Available records —
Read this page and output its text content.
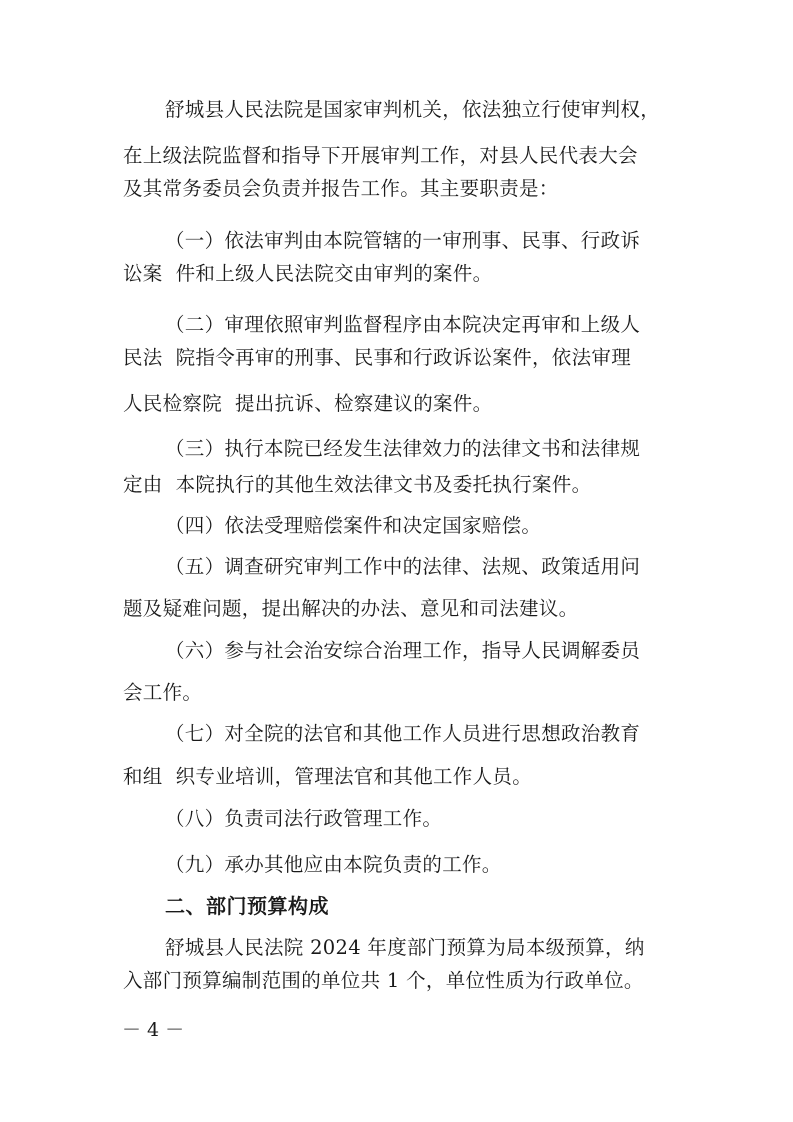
舒城县人民法院是国家审判机关，依法独立行使审判权，
在上级法院监督和指导下开展审判工作，对县人民代表大会
及其常务委员会负责并报告工作。其主要职责是：
（一）依法审判由本院管辖的一审刑事、民事、行政诉
讼案  件和上级人民法院交由审判的案件。
（二）审理依照审判监督程序由本院决定再审和上级人
民法  院指令再审的刑事、民事和行政诉讼案件，依法审理
人民检察院  提出抗诉、检察建议的案件。
（三）执行本院已经发生法律效力的法律文书和法律规
定由  本院执行的其他生效法律文书及委托执行案件。
（四）依法受理赔偿案件和决定国家赔偿。
（五）调查研究审判工作中的法律、法规、政策适用问
题及疑难问题，提出解决的办法、意见和司法建议。
（六）参与社会治安综合治理工作，指导人民调解委员
会工作。
（七）对全院的法官和其他工作人员进行思想政治教育
和组  织专业培训，管理法官和其他工作人员。
（八）负责司法行政管理工作。
（九）承办其他应由本院负责的工作。
二、部门预算构成
舒城县人民法院 2024 年度部门预算为局本级预算，纳
入部门预算编制范围的单位共 1 个，单位性质为行政单位。
－ 4 －
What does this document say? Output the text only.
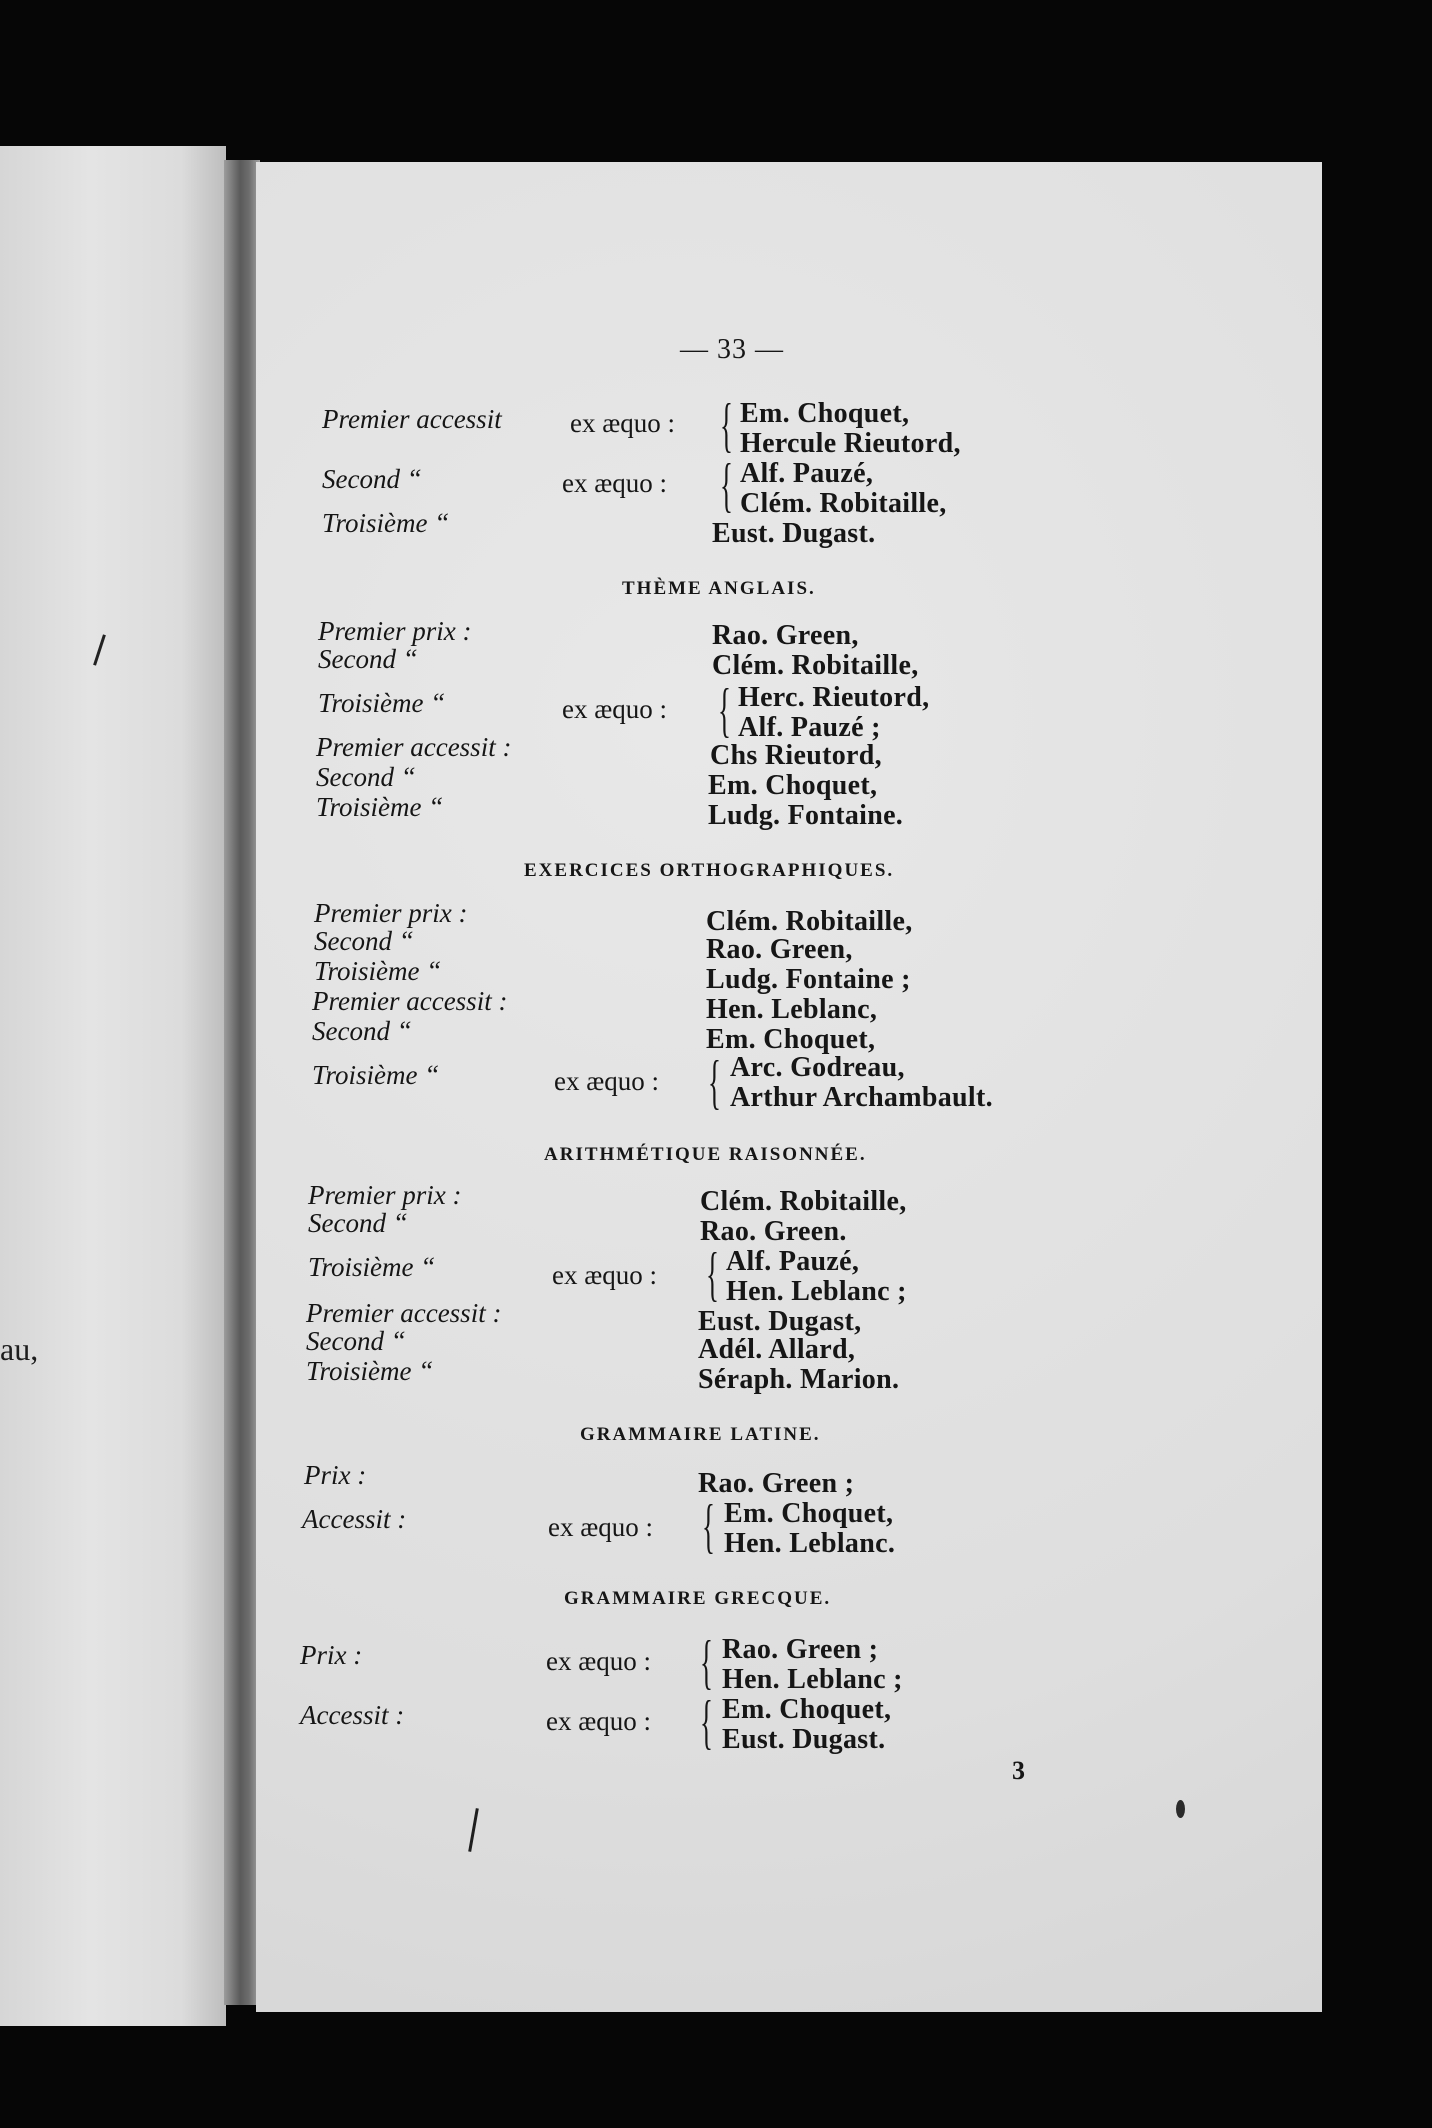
au,
— 33 —
Premier accessit
Second “
Troisième “
ex æquo :
ex æquo :
{
{
Em. Choquet,
Hercule Rieutord,
Alf. Pauzé,
Clém. Robitaille,
Eust. Dugast.
THÈME ANGLAIS.
Premier prix :
Second “
Troisième “
Premier accessit :
Second “
Troisième “
ex æquo : {
Rao. Green,
Clém. Robitaille,
Herc. Rieutord,
Alf. Pauzé ;
Chs Rieutord,
Em. Choquet,
Ludg. Fontaine.
EXERCICES ORTHOGRAPHIQUES.
Premier prix :
Second “
Troisième “
Premier accessit :
Second “
Troisième “	ex æquo : {
Clém. Robitaille,
Rao. Green,
Ludg. Fontaine ;
Hen. Leblanc,
Em. Choquet,
Arc. Godreau,
Arthur Archambault.
ARITHMÉTIQUE RAISONNÉE.
Premier prix :
Second “
Troisième “
Premier accessit :
Second “
Troisième “
ex æquo : {
Clém. Robitaille,
Rao. Green.
Alf. Pauzé,
Hen. Leblanc ;
Eust. Dugast,
Adél. Allard,
Séraph. Marion.
GRAMMAIRE LATINE.
Prix :
Accessit :	ex æquo : {
Rao. Green ;
Em. Choquet,
Hen. Leblanc.
GRAMMAIRE GRECQUE.
Prix :
Accessit :
ex æquo :
ex æquo :
{
{
Rao. Green ;
Hen. Leblanc ;
Em. Choquet,
Eust. Dugast.
3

Exercise requirements —
What is the number of lines in the listing above that contain the string "text"? Give only the number.

Task result —
2